» **GIVEN TASK**
Repeat the whole listing exactly as written.

» **DATA FOR THIS EXERCISE**
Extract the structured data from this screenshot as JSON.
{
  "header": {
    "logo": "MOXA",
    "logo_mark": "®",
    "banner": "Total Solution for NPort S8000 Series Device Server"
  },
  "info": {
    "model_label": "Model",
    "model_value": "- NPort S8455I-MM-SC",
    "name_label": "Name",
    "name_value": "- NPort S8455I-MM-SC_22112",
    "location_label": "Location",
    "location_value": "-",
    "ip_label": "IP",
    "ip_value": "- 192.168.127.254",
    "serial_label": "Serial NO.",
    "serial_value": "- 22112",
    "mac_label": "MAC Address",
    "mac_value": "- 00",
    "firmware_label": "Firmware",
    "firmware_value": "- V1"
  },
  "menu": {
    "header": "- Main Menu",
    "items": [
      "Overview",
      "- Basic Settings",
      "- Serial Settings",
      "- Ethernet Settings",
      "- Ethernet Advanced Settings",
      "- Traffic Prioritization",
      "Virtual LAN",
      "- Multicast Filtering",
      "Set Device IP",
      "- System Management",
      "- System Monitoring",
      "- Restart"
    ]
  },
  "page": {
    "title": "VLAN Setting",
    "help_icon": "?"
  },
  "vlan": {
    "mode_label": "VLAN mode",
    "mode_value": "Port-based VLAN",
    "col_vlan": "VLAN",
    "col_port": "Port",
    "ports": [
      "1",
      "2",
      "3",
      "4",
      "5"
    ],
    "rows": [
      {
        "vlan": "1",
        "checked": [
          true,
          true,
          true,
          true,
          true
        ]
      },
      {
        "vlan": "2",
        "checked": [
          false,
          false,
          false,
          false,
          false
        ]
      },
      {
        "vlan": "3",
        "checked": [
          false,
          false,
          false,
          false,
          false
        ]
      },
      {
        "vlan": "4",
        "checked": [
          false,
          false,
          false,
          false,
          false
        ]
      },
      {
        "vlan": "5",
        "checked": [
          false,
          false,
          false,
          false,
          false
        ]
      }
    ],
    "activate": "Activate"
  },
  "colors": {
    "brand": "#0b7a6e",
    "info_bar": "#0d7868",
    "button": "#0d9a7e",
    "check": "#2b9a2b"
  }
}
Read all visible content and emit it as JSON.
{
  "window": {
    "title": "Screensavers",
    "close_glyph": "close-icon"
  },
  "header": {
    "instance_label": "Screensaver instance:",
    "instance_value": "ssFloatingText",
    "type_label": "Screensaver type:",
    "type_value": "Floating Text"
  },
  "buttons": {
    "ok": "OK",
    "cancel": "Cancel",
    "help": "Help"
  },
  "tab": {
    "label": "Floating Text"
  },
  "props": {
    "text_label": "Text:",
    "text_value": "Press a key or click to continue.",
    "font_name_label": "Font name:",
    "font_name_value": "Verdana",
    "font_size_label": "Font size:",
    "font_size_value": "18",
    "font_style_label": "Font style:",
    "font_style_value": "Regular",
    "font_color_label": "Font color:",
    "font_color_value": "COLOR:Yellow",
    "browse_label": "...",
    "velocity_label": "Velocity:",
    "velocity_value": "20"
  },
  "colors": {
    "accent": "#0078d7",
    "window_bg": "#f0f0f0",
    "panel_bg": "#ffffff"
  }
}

» **RESULT FOR THIS EXERCISE**
Extract the structured data from this screenshot as JSON.
{
  "header": {
    "logo": "MOXA",
    "logo_mark": "®",
    "banner": "Total Solution for NPort S8000 Series Device Server"
  },
  "info": {
    "model_label": "Model",
    "model_value": "- NPort S8455I-MM-SC",
    "name_label": "Name",
    "name_value": "- NPort S8455I-MM-SC_22112",
    "location_label": "Location",
    "location_value": "-",
    "ip_label": "IP",
    "ip_value": "- 192.168.127.254",
    "serial_label": "Serial NO.",
    "serial_value": "- 22112",
    "mac_label": "MAC Address",
    "mac_value": "- 00",
    "firmware_label": "Firmware",
    "firmware_value": "- V1"
  },
  "menu": {
    "header": "- Main Menu",
    "items": [
      "Overview",
      "- Basic Settings",
      "- Serial Settings",
      "- Ethernet Settings",
      "- Ethernet Advanced Settings",
      "- Traffic Prioritization",
      "Virtual LAN",
      "- Multicast Filtering",
      "Set Device IP",
      "- System Management",
      "- System Monitoring",
      "- Restart"
    ]
  },
  "page": {
    "title": "VLAN Setting",
    "help_icon": "?"
  },
  "vlan": {
    "mode_label": "VLAN mode",
    "mode_value": "Port-based VLAN",
    "col_vlan": "VLAN",
    "col_port": "Port",
    "ports": [
      "1",
      "2",
      "3",
      "4",
      "5"
    ],
    "rows": [
      {
        "vlan": "1",
        "checked": [
          true,
          true,
          true,
          true,
          true
        ]
      },
      {
        "vlan": "2",
        "checked": [
          false,
          false,
          false,
          false,
          false
        ]
      },
      {
        "vlan": "3",
        "checked": [
          false,
          false,
          false,
          false,
          false
        ]
      },
      {
        "vlan": "4",
        "checked": [
          false,
          false,
          false,
          false,
          false
        ]
      },
      {
        "vlan": "5",
        "checked": [
          false,
          false,
          false,
          false,
          false
        ]
      }
    ],
    "activate": "Activate"
  },
  "colors": {
    "brand": "#0b7a6e",
    "info_bar": "#0d7868",
    "button": "#0d9a7e",
    "check": "#2b9a2b"
  }
}
Read all visible content and emit it as JSON.
{
  "window": {
    "title": "Screensavers",
    "close_glyph": "close-icon"
  },
  "header": {
    "instance_label": "Screensaver instance:",
    "instance_value": "ssFloatingText",
    "type_label": "Screensaver type:",
    "type_value": "Floating Text"
  },
  "buttons": {
    "ok": "OK",
    "cancel": "Cancel",
    "help": "Help"
  },
  "tab": {
    "label": "Floating Text"
  },
  "props": {
    "text_label": "Text:",
    "text_value": "Press a key or click to continue.",
    "font_name_label": "Font name:",
    "font_name_value": "Verdana",
    "font_size_label": "Font size:",
    "font_size_value": "18",
    "font_style_label": "Font style:",
    "font_style_value": "Regular",
    "font_color_label": "Font color:",
    "font_color_value": "COLOR:Yellow",
    "browse_label": "...",
    "velocity_label": "Velocity:",
    "velocity_value": "20"
  },
  "colors": {
    "accent": "#0078d7",
    "window_bg": "#f0f0f0",
    "panel_bg": "#ffffff"
  }
}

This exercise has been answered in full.